Your task
Of all the lines in the records below, how many hold the word "that"? Give the number alone.

Dataset records
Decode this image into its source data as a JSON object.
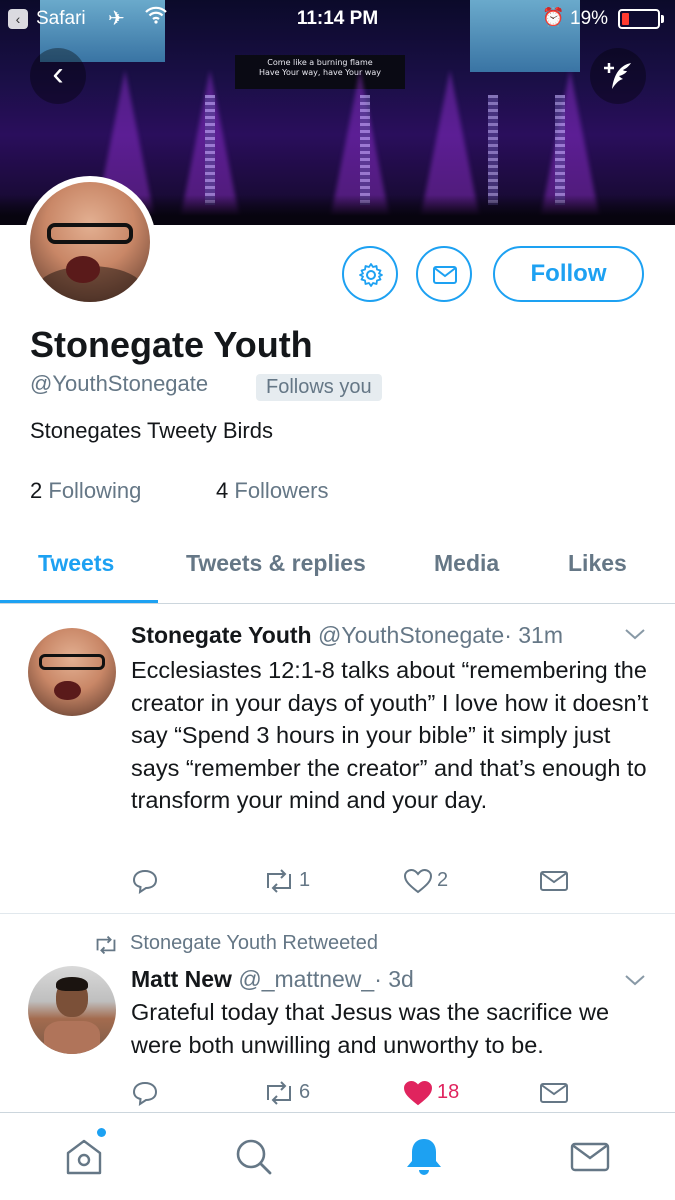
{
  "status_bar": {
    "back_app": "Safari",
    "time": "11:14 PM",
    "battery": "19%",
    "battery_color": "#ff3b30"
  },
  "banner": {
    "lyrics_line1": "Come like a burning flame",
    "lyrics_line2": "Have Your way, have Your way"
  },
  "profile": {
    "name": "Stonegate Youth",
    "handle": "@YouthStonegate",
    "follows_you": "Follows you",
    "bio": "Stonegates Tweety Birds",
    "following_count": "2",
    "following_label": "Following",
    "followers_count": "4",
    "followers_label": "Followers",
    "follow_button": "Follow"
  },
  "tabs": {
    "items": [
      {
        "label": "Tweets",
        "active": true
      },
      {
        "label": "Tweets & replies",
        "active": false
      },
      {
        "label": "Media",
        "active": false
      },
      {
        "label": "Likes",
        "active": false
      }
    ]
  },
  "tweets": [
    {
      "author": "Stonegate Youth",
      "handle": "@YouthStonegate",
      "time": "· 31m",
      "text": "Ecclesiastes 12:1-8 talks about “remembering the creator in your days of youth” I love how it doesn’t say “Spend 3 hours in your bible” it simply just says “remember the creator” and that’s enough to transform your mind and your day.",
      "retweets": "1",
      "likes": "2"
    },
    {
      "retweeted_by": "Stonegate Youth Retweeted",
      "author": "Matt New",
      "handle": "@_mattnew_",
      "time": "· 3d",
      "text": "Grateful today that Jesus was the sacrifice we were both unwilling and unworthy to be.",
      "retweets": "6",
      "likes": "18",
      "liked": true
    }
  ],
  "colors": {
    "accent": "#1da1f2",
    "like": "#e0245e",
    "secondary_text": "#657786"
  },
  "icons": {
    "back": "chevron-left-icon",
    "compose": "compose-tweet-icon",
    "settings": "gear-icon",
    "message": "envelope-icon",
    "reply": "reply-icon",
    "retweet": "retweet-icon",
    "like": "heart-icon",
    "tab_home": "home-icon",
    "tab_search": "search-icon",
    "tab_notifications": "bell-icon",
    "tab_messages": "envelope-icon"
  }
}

Result below
2